## OBJECTIVE
Without altering anything, output the material below.

═══

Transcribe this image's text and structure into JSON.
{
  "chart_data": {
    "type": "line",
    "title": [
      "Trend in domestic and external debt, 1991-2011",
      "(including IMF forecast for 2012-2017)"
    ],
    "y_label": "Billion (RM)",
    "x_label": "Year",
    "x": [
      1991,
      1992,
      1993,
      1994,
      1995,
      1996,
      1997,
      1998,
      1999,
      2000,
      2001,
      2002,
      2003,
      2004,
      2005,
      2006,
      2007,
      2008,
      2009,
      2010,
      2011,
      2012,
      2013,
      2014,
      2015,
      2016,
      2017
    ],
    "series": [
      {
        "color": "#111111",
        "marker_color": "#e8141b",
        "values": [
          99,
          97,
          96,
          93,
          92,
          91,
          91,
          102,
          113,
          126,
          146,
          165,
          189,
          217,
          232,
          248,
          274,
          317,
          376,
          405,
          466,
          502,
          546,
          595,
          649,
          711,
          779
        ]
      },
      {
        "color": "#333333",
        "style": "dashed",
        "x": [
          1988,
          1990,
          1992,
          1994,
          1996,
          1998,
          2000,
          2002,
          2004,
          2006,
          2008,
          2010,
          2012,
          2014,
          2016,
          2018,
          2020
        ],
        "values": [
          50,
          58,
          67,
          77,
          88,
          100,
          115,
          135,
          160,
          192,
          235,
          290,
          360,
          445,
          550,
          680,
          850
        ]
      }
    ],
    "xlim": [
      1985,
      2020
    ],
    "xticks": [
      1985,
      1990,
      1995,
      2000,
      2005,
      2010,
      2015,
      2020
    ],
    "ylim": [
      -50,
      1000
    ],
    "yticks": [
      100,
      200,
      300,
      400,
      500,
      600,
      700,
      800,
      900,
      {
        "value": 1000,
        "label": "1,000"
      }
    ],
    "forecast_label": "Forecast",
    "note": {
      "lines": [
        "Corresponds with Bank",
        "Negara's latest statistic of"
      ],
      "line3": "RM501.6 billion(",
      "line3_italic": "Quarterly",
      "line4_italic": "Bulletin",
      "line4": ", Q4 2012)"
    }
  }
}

═══

## SOLUTION TO THIS TASK
Transcribe this image's text and structure into JSON.
{
  "chart_data": {
    "type": "line",
    "title": [
      "Trend in domestic and external debt, 1991-2011",
      "(including IMF forecast for 2012-2017)"
    ],
    "y_label": "Billion (RM)",
    "x_label": "Year",
    "x": [
      1991,
      1992,
      1993,
      1994,
      1995,
      1996,
      1997,
      1998,
      1999,
      2000,
      2001,
      2002,
      2003,
      2004,
      2005,
      2006,
      2007,
      2008,
      2009,
      2010,
      2011,
      2012,
      2013,
      2014,
      2015,
      2016,
      2017
    ],
    "series": [
      {
        "color": "#111111",
        "marker_color": "#e8141b",
        "values": [
          99,
          97,
          96,
          93,
          92,
          91,
          91,
          102,
          113,
          126,
          146,
          165,
          189,
          217,
          232,
          248,
          274,
          317,
          376,
          405,
          466,
          502,
          546,
          595,
          649,
          711,
          779
        ]
      },
      {
        "color": "#333333",
        "style": "dashed",
        "x": [
          1988,
          1990,
          1992,
          1994,
          1996,
          1998,
          2000,
          2002,
          2004,
          2006,
          2008,
          2010,
          2012,
          2014,
          2016,
          2018,
          2020
        ],
        "values": [
          50,
          58,
          67,
          77,
          88,
          100,
          115,
          135,
          160,
          192,
          235,
          290,
          360,
          445,
          550,
          680,
          850
        ]
      }
    ],
    "xlim": [
      1985,
      2020
    ],
    "xticks": [
      1985,
      1990,
      1995,
      2000,
      2005,
      2010,
      2015,
      2020
    ],
    "ylim": [
      -50,
      1000
    ],
    "yticks": [
      100,
      200,
      300,
      400,
      500,
      600,
      700,
      800,
      900,
      {
        "value": 1000,
        "label": "1,000"
      }
    ],
    "forecast_label": "Forecast",
    "note": {
      "lines": [
        "Corresponds with Bank",
        "Negara's latest statistic of"
      ],
      "line3": "RM501.6 billion(",
      "line3_italic": "Quarterly",
      "line4_italic": "Bulletin",
      "line4": ", Q4 2012)"
    }
  }
}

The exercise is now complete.